◆ Task
Copy out each line that includes the word "Namen".

◆ Excerpted records
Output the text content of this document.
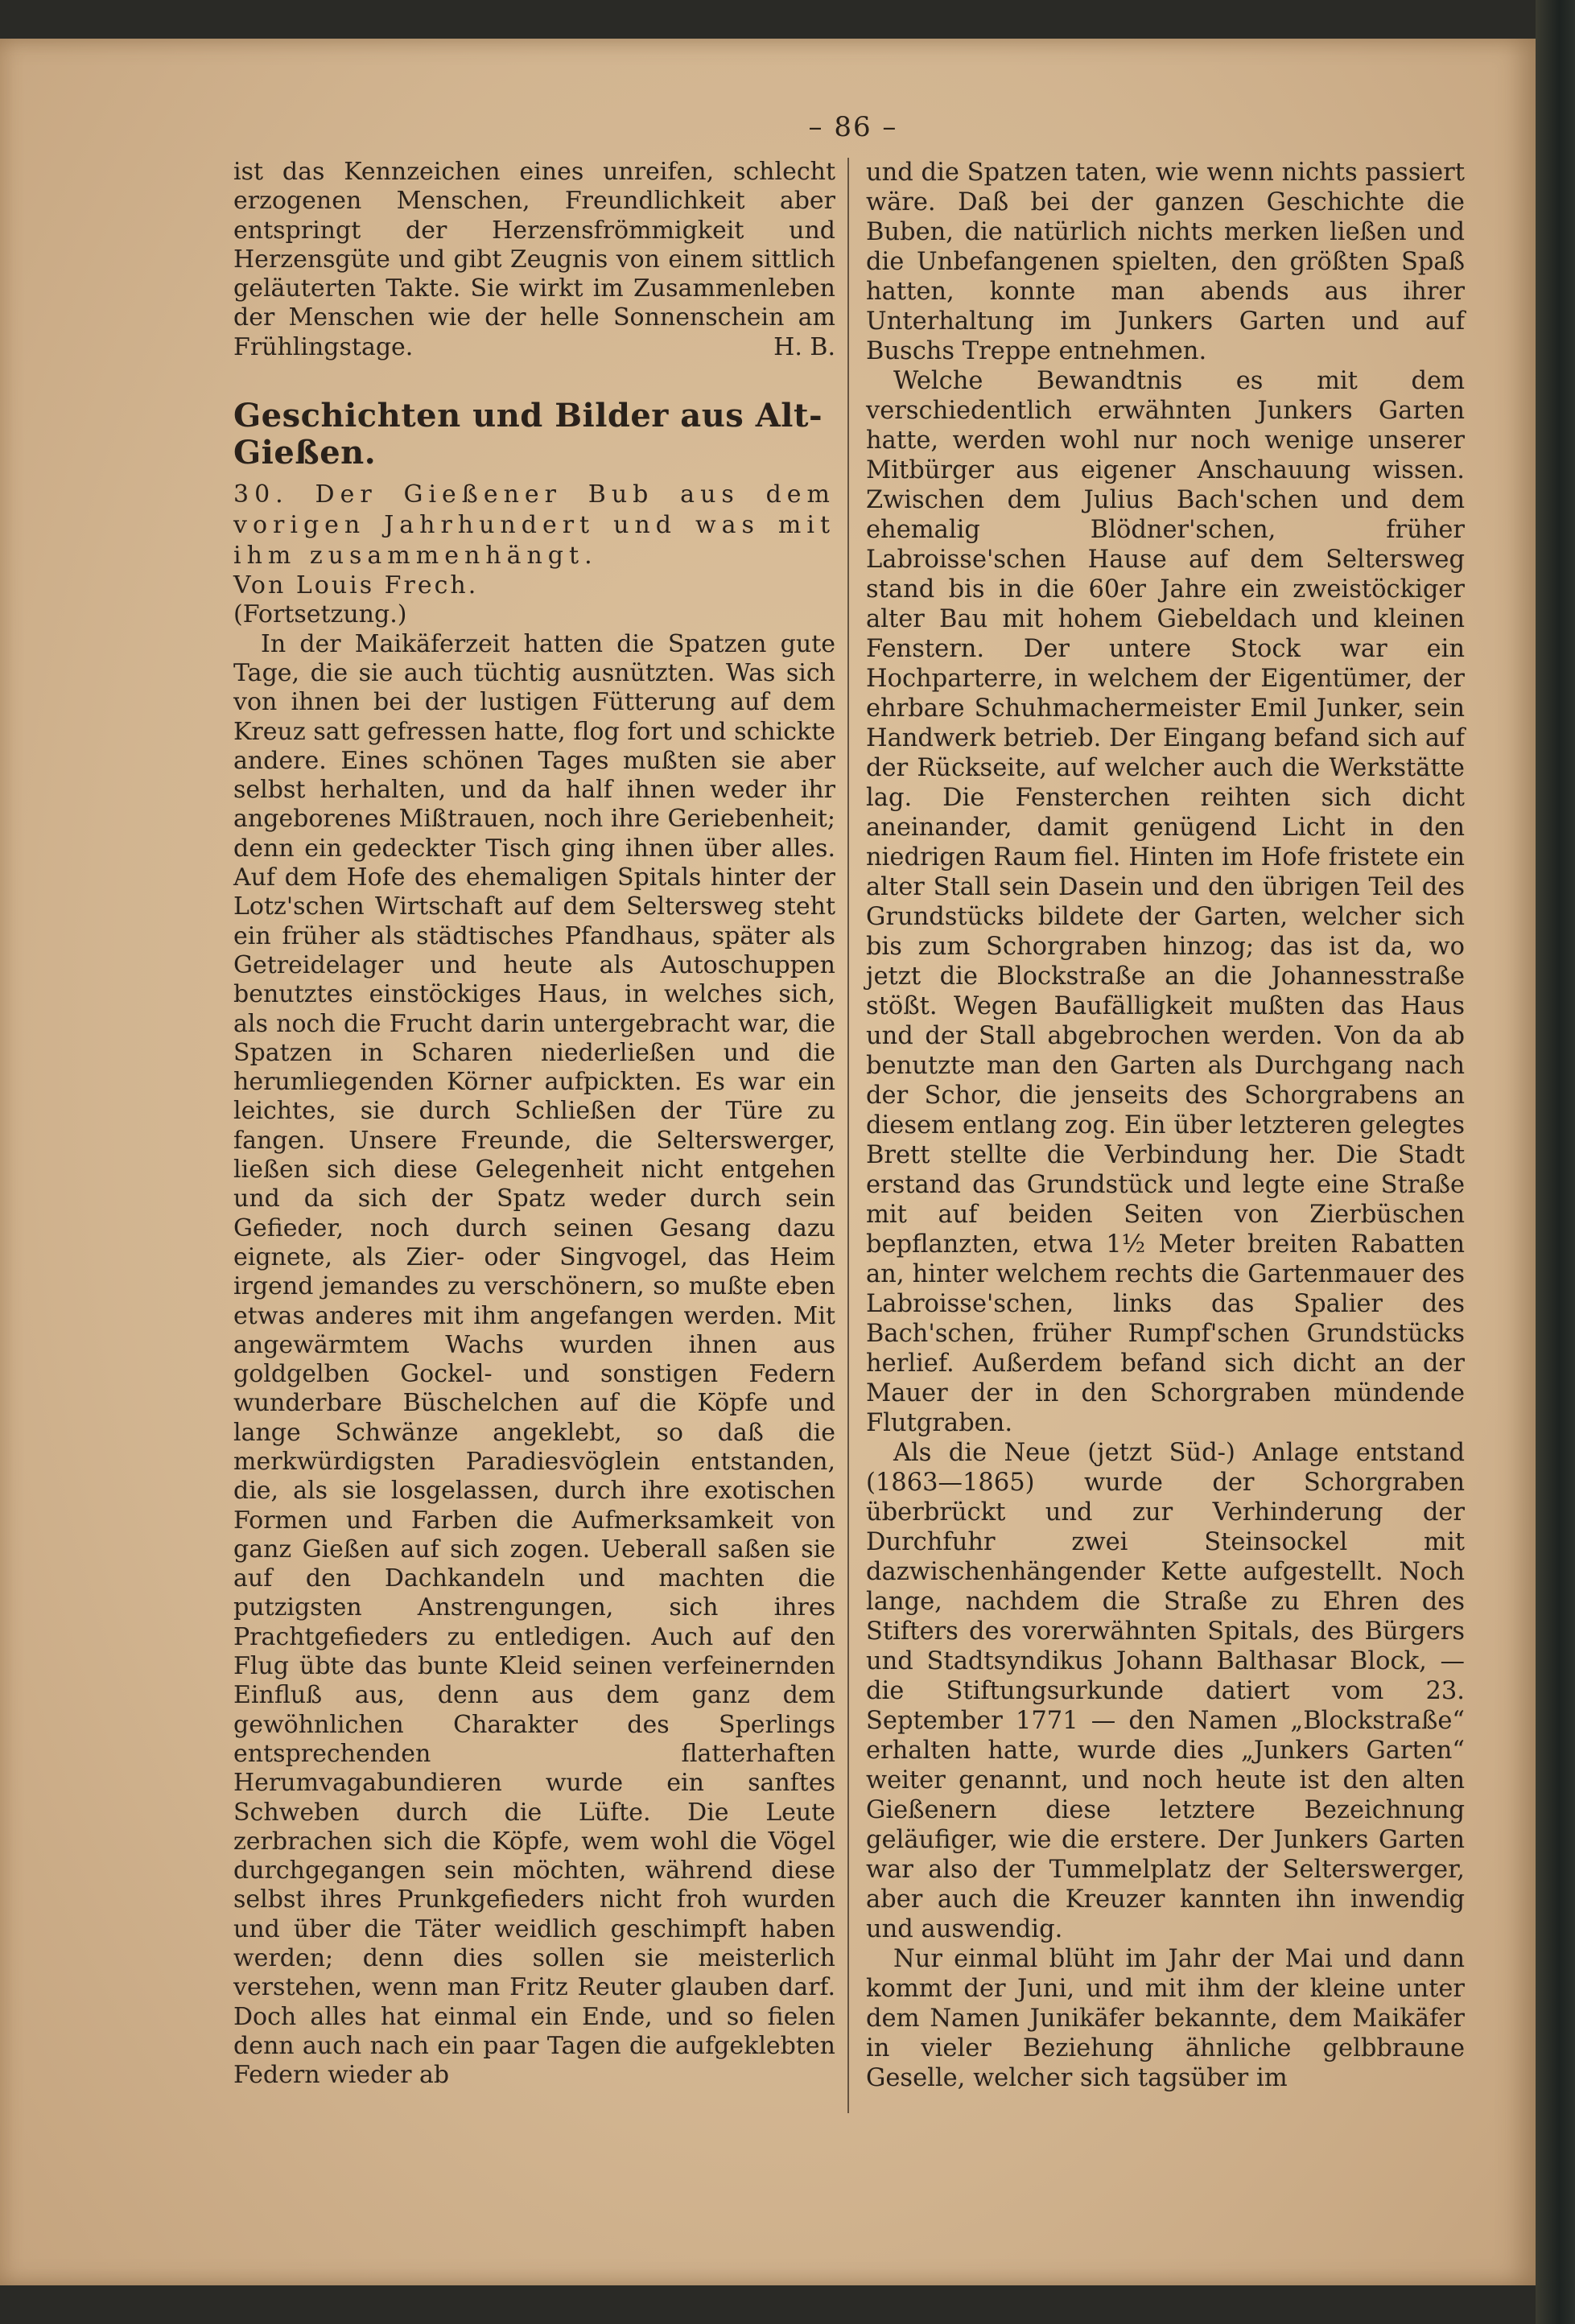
– 86 –

ist das Kennzeichen eines unreifen, schlecht erzogenen Menschen, Freundlichkeit aber entspringt der Herzensfrömmigkeit und Herzensgüte und gibt Zeugnis von einem sittlich geläuterten Takte. Sie wirkt im Zusammenleben der Menschen wie der helle Sonnenschein am Frühlingstage.	H. B.

Geschichten und Bilder aus Alt-Gießen.

30. Der Gießener Bub aus dem vorigen Jahrhundert und was mit ihm zusammenhängt.

Von Louis Frech.

(Fortsetzung.)

In der Maikäferzeit hatten die Spatzen gute Tage, die sie auch tüchtig ausnützten. Was sich von ihnen bei der lustigen Fütterung auf dem Kreuz satt gefressen hatte, flog fort und schickte andere. Eines schönen Tages mußten sie aber selbst herhalten, und da half ihnen weder ihr angeborenes Mißtrauen, noch ihre Geriebenheit; denn ein gedeckter Tisch ging ihnen über alles. Auf dem Hofe des ehemaligen Spitals hinter der Lotz'schen Wirtschaft auf dem Seltersweg steht ein früher als städtisches Pfandhaus, später als Getreidelager und heute als Autoschuppen benutztes einstöckiges Haus, in welches sich, als noch die Frucht darin untergebracht war, die Spatzen in Scharen niederließen und die herumliegenden Körner aufpickten. Es war ein leichtes, sie durch Schließen der Türe zu fangen. Unsere Freunde, die Selterswerger, ließen sich diese Gelegenheit nicht entgehen und da sich der Spatz weder durch sein Gefieder, noch durch seinen Gesang dazu eignete, als Zier- oder Singvogel, das Heim irgend jemandes zu verschönern, so mußte eben etwas anderes mit ihm angefangen werden. Mit angewärmtem Wachs wurden ihnen aus goldgelben Gockel- und sonstigen Federn wunderbare Büschelchen auf die Köpfe und lange Schwänze angeklebt, so daß die merkwürdigsten Paradiesvöglein entstanden, die, als sie losgelassen, durch ihre exotischen Formen und Farben die Aufmerksamkeit von ganz Gießen auf sich zogen. Ueberall saßen sie auf den Dachkandeln und machten die putzigsten Anstrengungen, sich ihres Prachtgefieders zu entledigen. Auch auf den Flug übte das bunte Kleid seinen verfeinernden Einfluß aus, denn aus dem ganz dem gewöhnlichen Charakter des Sperlings entsprechenden flatterhaften Herumvagabundieren wurde ein sanftes Schweben durch die Lüfte. Die Leute zerbrachen sich die Köpfe, wem wohl die Vögel durchgegangen sein möchten, während diese selbst ihres Prunkgefieders nicht froh wurden und über die Täter weidlich geschimpft haben werden; denn dies sollen sie meisterlich verstehen, wenn man Fritz Reuter glauben darf. Doch alles hat einmal ein Ende, und so fielen denn auch nach ein paar Tagen die aufgeklebten Federn wieder ab

und die Spatzen taten, wie wenn nichts passiert wäre. Daß bei der ganzen Geschichte die Buben, die natürlich nichts merken ließen und die Unbefangenen spielten, den größten Spaß hatten, konnte man abends aus ihrer Unterhaltung im Junkers Garten und auf Buschs Treppe entnehmen.

Welche Bewandtnis es mit dem verschiedentlich erwähnten Junkers Garten hatte, werden wohl nur noch wenige unserer Mitbürger aus eigener Anschauung wissen. Zwischen dem Julius Bach'schen und dem ehemalig Blödner'schen, früher Labroisse'schen Hause auf dem Seltersweg stand bis in die 60er Jahre ein zweistöckiger alter Bau mit hohem Giebeldach und kleinen Fenstern. Der untere Stock war ein Hochparterre, in welchem der Eigentümer, der ehrbare Schuhmachermeister Emil Junker, sein Handwerk betrieb. Der Eingang befand sich auf der Rückseite, auf welcher auch die Werkstätte lag. Die Fensterchen reihten sich dicht aneinander, damit genügend Licht in den niedrigen Raum fiel. Hinten im Hofe fristete ein alter Stall sein Dasein und den übrigen Teil des Grundstücks bildete der Garten, welcher sich bis zum Schorgraben hinzog; das ist da, wo jetzt die Blockstraße an die Johannesstraße stößt. Wegen Baufälligkeit mußten das Haus und der Stall abgebrochen werden. Von da ab benutzte man den Garten als Durchgang nach der Schor, die jenseits des Schorgrabens an diesem entlang zog. Ein über letzteren gelegtes Brett stellte die Verbindung her. Die Stadt erstand das Grundstück und legte eine Straße mit auf beiden Seiten von Zierbüschen bepflanzten, etwa 1½ Meter breiten Rabatten an, hinter welchem rechts die Gartenmauer des Labroisse'schen, links das Spalier des Bach'schen, früher Rumpf'schen Grundstücks herlief. Außerdem befand sich dicht an der Mauer der in den Schorgraben mündende Flutgraben.

Als die Neue (jetzt Süd-) Anlage entstand (1863—1865) wurde der Schorgraben überbrückt und zur Verhinderung der Durchfuhr zwei Steinsockel mit dazwischenhängender Kette aufgestellt. Noch lange, nachdem die Straße zu Ehren des Stifters des vorerwähnten Spitals, des Bürgers und Stadtsyndikus Johann Balthasar Block, — die Stiftungsurkunde datiert vom 23. September 1771 — den Namen „Blockstraße“ erhalten hatte, wurde dies „Junkers Garten“ weiter genannt, und noch heute ist den alten Gießenern diese letztere Bezeichnung geläufiger, wie die erstere. Der Junkers Garten war also der Tummelplatz der Selterswerger, aber auch die Kreuzer kannten ihn inwendig und auswendig.

Nur einmal blüht im Jahr der Mai und dann kommt der Juni, und mit ihm der kleine unter dem Namen Junikäfer bekannte, dem Maikäfer in vieler Beziehung ähnliche gelbbraune Geselle, welcher sich tagsüber im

◆ Response to the exercise
Als die Neue (jetzt Süd-) Anlage entstand (1863—1865) wurde der Schorgraben überbrückt und zur Verhinderung der Durchfuhr zwei Steinsockel mit dazwischenhängender Kette aufgestellt. Noch lange, nachdem die Straße zu Ehren des Stifters des vorerwähnten Spitals, des Bürgers und Stadtsyndikus Johann Balthasar Block, — die Stiftungsurkunde datiert vom 23. September 1771 — den Namen „Blockstraße“ erhalten hatte, wurde dies „Junkers Garten“ weiter genannt, und noch heute ist den alten Gießenern diese letztere Bezeichnung geläufiger, wie die erstere. Der Junkers Garten war also der Tummelplatz der Selterswerger, aber auch die Kreuzer kannten ihn inwendig und auswendig.
Nur einmal blüht im Jahr der Mai und dann kommt der Juni, und mit ihm der kleine unter dem Namen Junikäfer bekannte, dem Maikäfer in vieler Beziehung ähnliche gelbbraune Geselle, welcher sich tagsüber im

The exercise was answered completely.